**Dataset rows about figures:**
────────────────────
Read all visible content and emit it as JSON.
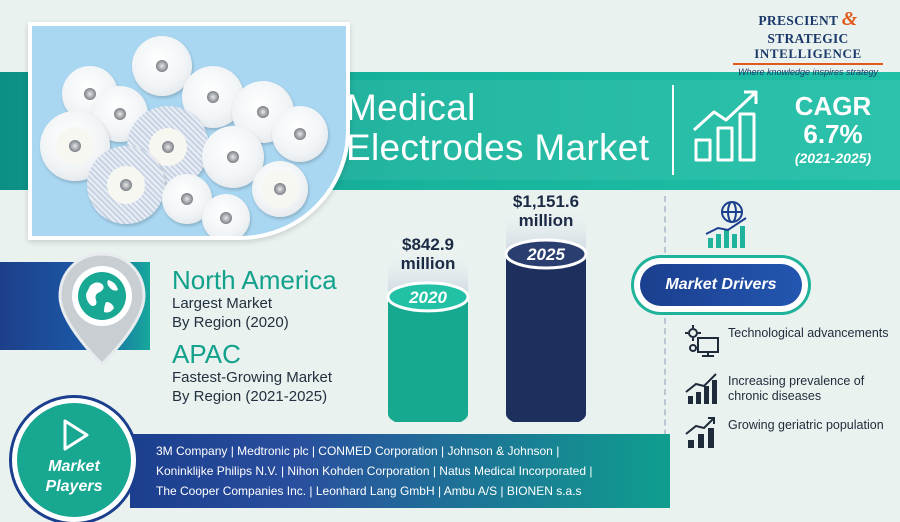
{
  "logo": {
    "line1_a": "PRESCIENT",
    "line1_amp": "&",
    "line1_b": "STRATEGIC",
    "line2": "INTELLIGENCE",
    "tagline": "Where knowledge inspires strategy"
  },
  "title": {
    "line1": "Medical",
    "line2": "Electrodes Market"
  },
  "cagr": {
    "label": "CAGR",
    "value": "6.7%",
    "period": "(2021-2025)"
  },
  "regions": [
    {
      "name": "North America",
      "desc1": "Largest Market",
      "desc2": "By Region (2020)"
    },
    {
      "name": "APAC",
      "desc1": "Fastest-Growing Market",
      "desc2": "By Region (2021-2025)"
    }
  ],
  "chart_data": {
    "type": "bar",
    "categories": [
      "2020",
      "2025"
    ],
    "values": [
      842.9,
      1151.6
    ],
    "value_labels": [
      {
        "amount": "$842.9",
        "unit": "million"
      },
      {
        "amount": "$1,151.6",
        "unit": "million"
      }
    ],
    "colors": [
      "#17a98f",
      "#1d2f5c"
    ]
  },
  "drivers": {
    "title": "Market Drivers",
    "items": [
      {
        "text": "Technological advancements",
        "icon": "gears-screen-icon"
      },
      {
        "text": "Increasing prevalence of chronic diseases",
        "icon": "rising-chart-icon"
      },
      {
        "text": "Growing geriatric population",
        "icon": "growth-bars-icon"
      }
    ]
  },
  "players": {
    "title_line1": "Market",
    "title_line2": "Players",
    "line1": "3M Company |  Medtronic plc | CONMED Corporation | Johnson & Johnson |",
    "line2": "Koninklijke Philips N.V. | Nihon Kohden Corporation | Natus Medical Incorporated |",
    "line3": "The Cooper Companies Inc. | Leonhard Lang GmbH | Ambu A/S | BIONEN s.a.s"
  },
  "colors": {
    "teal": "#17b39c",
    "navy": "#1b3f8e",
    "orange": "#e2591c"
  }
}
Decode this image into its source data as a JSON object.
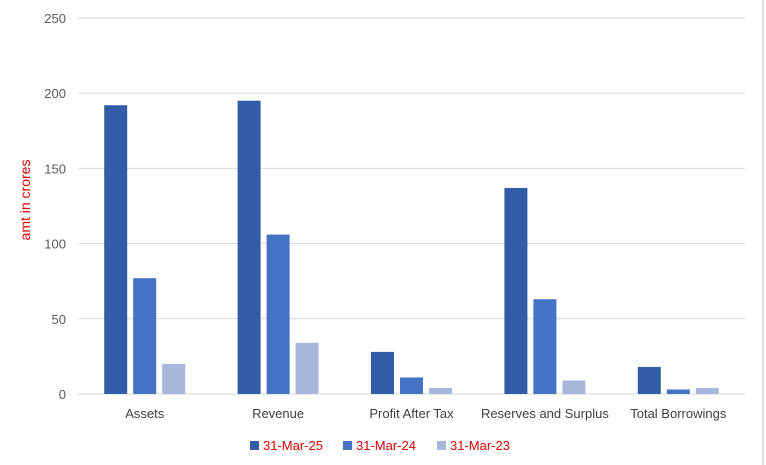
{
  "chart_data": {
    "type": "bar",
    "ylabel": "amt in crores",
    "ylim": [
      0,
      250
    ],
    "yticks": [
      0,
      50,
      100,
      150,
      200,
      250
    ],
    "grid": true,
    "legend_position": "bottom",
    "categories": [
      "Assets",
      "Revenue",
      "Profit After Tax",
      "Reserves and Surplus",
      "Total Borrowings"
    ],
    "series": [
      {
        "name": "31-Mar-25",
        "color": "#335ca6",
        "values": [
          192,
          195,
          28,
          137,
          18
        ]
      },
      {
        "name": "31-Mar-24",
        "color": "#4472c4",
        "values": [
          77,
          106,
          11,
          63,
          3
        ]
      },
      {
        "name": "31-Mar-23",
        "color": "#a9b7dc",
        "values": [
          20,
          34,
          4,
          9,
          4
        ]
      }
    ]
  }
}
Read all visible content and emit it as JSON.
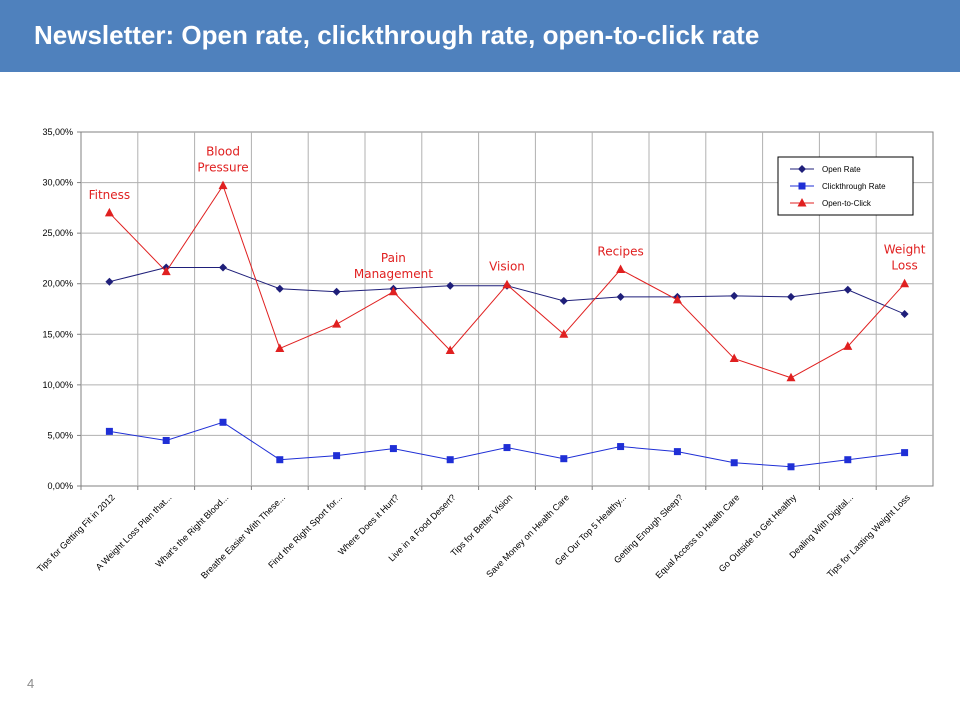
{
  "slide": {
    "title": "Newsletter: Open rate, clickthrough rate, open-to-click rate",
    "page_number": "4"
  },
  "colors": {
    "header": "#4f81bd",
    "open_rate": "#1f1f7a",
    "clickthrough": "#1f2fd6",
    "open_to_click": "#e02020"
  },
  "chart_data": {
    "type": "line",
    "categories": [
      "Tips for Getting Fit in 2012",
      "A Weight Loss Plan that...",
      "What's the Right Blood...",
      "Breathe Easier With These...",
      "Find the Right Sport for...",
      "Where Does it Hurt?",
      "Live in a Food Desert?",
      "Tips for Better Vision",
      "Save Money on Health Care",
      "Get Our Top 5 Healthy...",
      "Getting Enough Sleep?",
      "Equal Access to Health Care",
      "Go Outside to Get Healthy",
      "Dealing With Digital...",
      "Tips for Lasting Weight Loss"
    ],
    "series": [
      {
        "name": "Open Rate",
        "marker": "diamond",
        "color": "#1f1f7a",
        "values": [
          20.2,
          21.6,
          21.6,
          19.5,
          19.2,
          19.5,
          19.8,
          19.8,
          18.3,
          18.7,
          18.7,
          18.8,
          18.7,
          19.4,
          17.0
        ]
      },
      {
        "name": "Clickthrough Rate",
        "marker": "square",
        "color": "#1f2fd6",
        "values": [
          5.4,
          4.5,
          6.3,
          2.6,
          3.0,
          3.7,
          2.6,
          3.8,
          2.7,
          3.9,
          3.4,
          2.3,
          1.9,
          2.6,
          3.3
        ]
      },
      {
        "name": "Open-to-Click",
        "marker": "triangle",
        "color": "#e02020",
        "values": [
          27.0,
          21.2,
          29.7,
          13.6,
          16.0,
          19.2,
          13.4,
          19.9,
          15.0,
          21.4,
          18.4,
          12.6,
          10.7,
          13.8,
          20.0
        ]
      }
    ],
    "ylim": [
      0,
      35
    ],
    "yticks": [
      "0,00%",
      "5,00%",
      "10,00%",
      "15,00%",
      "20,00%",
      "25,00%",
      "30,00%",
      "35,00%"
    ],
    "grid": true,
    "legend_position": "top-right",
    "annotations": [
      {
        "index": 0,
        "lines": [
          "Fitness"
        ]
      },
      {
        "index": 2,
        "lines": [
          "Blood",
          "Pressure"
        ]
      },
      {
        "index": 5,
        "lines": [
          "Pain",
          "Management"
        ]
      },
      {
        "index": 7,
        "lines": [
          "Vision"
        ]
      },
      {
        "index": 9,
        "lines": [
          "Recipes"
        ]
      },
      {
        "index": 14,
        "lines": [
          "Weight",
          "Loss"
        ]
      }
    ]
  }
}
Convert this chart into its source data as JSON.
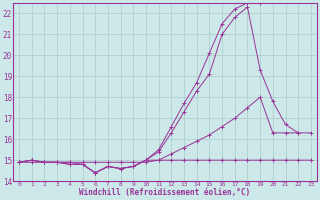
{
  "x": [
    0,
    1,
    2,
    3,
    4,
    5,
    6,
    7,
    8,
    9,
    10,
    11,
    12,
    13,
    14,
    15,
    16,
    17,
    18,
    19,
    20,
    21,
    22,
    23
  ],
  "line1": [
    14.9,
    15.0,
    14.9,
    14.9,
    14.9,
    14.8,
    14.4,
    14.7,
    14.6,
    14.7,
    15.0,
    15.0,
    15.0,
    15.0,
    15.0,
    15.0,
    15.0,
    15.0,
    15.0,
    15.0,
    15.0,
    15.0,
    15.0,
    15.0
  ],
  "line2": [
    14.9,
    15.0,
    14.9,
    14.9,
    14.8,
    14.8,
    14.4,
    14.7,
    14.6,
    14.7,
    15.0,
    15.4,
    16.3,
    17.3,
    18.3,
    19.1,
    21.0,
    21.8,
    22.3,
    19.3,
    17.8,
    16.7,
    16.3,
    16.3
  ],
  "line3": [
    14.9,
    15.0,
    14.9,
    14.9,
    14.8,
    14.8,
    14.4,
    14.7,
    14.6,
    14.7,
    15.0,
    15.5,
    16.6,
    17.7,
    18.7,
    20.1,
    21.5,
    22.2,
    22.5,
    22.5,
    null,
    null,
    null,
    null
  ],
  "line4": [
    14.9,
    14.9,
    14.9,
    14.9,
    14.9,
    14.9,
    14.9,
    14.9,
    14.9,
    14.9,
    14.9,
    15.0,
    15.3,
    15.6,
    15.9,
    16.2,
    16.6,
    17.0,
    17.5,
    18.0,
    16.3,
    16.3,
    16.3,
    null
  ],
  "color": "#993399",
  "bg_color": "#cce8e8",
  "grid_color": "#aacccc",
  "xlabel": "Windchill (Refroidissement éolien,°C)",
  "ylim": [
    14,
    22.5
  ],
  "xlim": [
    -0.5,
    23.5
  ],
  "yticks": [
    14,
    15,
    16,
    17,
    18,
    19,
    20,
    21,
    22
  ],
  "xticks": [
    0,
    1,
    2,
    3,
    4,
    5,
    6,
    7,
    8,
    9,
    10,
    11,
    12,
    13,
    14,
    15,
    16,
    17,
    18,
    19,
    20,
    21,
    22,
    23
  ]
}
────────────────────
Omit every image. Quote each record exactly.

Read all visible content and emit it as JSON.
{
  "logo": {
    "line1_a": "PRESCIENT",
    "line1_amp": "&",
    "line1_b": "STRATEGIC",
    "line2": "INTELLIGENCE",
    "tagline": "Where knowledge inspires strategy"
  },
  "title": {
    "line1": "Medical",
    "line2": "Electrodes Market"
  },
  "cagr": {
    "label": "CAGR",
    "value": "6.7%",
    "period": "(2021-2025)"
  },
  "regions": [
    {
      "name": "North America",
      "desc1": "Largest Market",
      "desc2": "By Region (2020)"
    },
    {
      "name": "APAC",
      "desc1": "Fastest-Growing Market",
      "desc2": "By Region (2021-2025)"
    }
  ],
  "chart_data": {
    "type": "bar",
    "categories": [
      "2020",
      "2025"
    ],
    "values": [
      842.9,
      1151.6
    ],
    "value_labels": [
      {
        "amount": "$842.9",
        "unit": "million"
      },
      {
        "amount": "$1,151.6",
        "unit": "million"
      }
    ],
    "colors": [
      "#17a98f",
      "#1d2f5c"
    ]
  },
  "drivers": {
    "title": "Market Drivers",
    "items": [
      {
        "text": "Technological advancements",
        "icon": "gears-screen-icon"
      },
      {
        "text": "Increasing prevalence of chronic diseases",
        "icon": "rising-chart-icon"
      },
      {
        "text": "Growing geriatric population",
        "icon": "growth-bars-icon"
      }
    ]
  },
  "players": {
    "title_line1": "Market",
    "title_line2": "Players",
    "line1": "3M Company |  Medtronic plc | CONMED Corporation | Johnson & Johnson |",
    "line2": "Koninklijke Philips N.V. | Nihon Kohden Corporation | Natus Medical Incorporated |",
    "line3": "The Cooper Companies Inc. | Leonhard Lang GmbH | Ambu A/S | BIONEN s.a.s"
  },
  "colors": {
    "teal": "#17b39c",
    "navy": "#1b3f8e",
    "orange": "#e2591c"
  }
}
Decode this image into its source data as a JSON object.
{
  "chart_data": {
    "type": "bar",
    "ylabel": "amt in crores",
    "ylim": [
      0,
      250
    ],
    "yticks": [
      0,
      50,
      100,
      150,
      200,
      250
    ],
    "grid": true,
    "legend_position": "bottom",
    "categories": [
      "Assets",
      "Revenue",
      "Profit After Tax",
      "Reserves and Surplus",
      "Total Borrowings"
    ],
    "series": [
      {
        "name": "31-Mar-25",
        "color": "#335ca6",
        "values": [
          192,
          195,
          28,
          137,
          18
        ]
      },
      {
        "name": "31-Mar-24",
        "color": "#4472c4",
        "values": [
          77,
          106,
          11,
          63,
          3
        ]
      },
      {
        "name": "31-Mar-23",
        "color": "#a9b7dc",
        "values": [
          20,
          34,
          4,
          9,
          4
        ]
      }
    ]
  }
}
Read all visible content and emit it as JSON.
{
  "slide": {
    "title": "Newsletter: Open rate, clickthrough rate, open-to-click rate",
    "page_number": "4"
  },
  "colors": {
    "header": "#4f81bd",
    "open_rate": "#1f1f7a",
    "clickthrough": "#1f2fd6",
    "open_to_click": "#e02020"
  },
  "chart_data": {
    "type": "line",
    "categories": [
      "Tips for Getting Fit in 2012",
      "A Weight Loss Plan that...",
      "What's the Right Blood...",
      "Breathe Easier With These...",
      "Find the Right Sport for...",
      "Where Does it Hurt?",
      "Live in a Food Desert?",
      "Tips for Better Vision",
      "Save Money on Health Care",
      "Get Our Top 5 Healthy...",
      "Getting Enough Sleep?",
      "Equal Access to Health Care",
      "Go Outside to Get Healthy",
      "Dealing With Digital...",
      "Tips for Lasting Weight Loss"
    ],
    "series": [
      {
        "name": "Open Rate",
        "marker": "diamond",
        "color": "#1f1f7a",
        "values": [
          20.2,
          21.6,
          21.6,
          19.5,
          19.2,
          19.5,
          19.8,
          19.8,
          18.3,
          18.7,
          18.7,
          18.8,
          18.7,
          19.4,
          17.0
        ]
      },
      {
        "name": "Clickthrough Rate",
        "marker": "square",
        "color": "#1f2fd6",
        "values": [
          5.4,
          4.5,
          6.3,
          2.6,
          3.0,
          3.7,
          2.6,
          3.8,
          2.7,
          3.9,
          3.4,
          2.3,
          1.9,
          2.6,
          3.3
        ]
      },
      {
        "name": "Open-to-Click",
        "marker": "triangle",
        "color": "#e02020",
        "values": [
          27.0,
          21.2,
          29.7,
          13.6,
          16.0,
          19.2,
          13.4,
          19.9,
          15.0,
          21.4,
          18.4,
          12.6,
          10.7,
          13.8,
          20.0
        ]
      }
    ],
    "ylim": [
      0,
      35
    ],
    "yticks": [
      "0,00%",
      "5,00%",
      "10,00%",
      "15,00%",
      "20,00%",
      "25,00%",
      "30,00%",
      "35,00%"
    ],
    "grid": true,
    "legend_position": "top-right",
    "annotations": [
      {
        "index": 0,
        "lines": [
          "Fitness"
        ]
      },
      {
        "index": 2,
        "lines": [
          "Blood",
          "Pressure"
        ]
      },
      {
        "index": 5,
        "lines": [
          "Pain",
          "Management"
        ]
      },
      {
        "index": 7,
        "lines": [
          "Vision"
        ]
      },
      {
        "index": 9,
        "lines": [
          "Recipes"
        ]
      },
      {
        "index": 14,
        "lines": [
          "Weight",
          "Loss"
        ]
      }
    ]
  }
}
Convert this chart into its source data as JSON.
{
  "x": [
    0,
    1,
    2,
    3,
    4,
    5,
    6,
    7,
    8,
    9,
    10,
    11,
    12,
    13,
    14,
    15,
    16,
    17,
    18,
    19,
    20,
    21,
    22,
    23
  ],
  "line1": [
    14.9,
    15.0,
    14.9,
    14.9,
    14.9,
    14.8,
    14.4,
    14.7,
    14.6,
    14.7,
    15.0,
    15.0,
    15.0,
    15.0,
    15.0,
    15.0,
    15.0,
    15.0,
    15.0,
    15.0,
    15.0,
    15.0,
    15.0,
    15.0
  ],
  "line2": [
    14.9,
    15.0,
    14.9,
    14.9,
    14.8,
    14.8,
    14.4,
    14.7,
    14.6,
    14.7,
    15.0,
    15.4,
    16.3,
    17.3,
    18.3,
    19.1,
    21.0,
    21.8,
    22.3,
    19.3,
    17.8,
    16.7,
    16.3,
    16.3
  ],
  "line3": [
    14.9,
    15.0,
    14.9,
    14.9,
    14.8,
    14.8,
    14.4,
    14.7,
    14.6,
    14.7,
    15.0,
    15.5,
    16.6,
    17.7,
    18.7,
    20.1,
    21.5,
    22.2,
    22.5,
    22.5,
    null,
    null,
    null,
    null
  ],
  "line4": [
    14.9,
    14.9,
    14.9,
    14.9,
    14.9,
    14.9,
    14.9,
    14.9,
    14.9,
    14.9,
    14.9,
    15.0,
    15.3,
    15.6,
    15.9,
    16.2,
    16.6,
    17.0,
    17.5,
    18.0,
    16.3,
    16.3,
    16.3,
    null
  ],
  "color": "#993399",
  "bg_color": "#cce8e8",
  "grid_color": "#aacccc",
  "xlabel": "Windchill (Refroidissement éolien,°C)",
  "ylim": [
    14,
    22.5
  ],
  "xlim": [
    -0.5,
    23.5
  ],
  "yticks": [
    14,
    15,
    16,
    17,
    18,
    19,
    20,
    21,
    22
  ],
  "xticks": [
    0,
    1,
    2,
    3,
    4,
    5,
    6,
    7,
    8,
    9,
    10,
    11,
    12,
    13,
    14,
    15,
    16,
    17,
    18,
    19,
    20,
    21,
    22,
    23
  ]
}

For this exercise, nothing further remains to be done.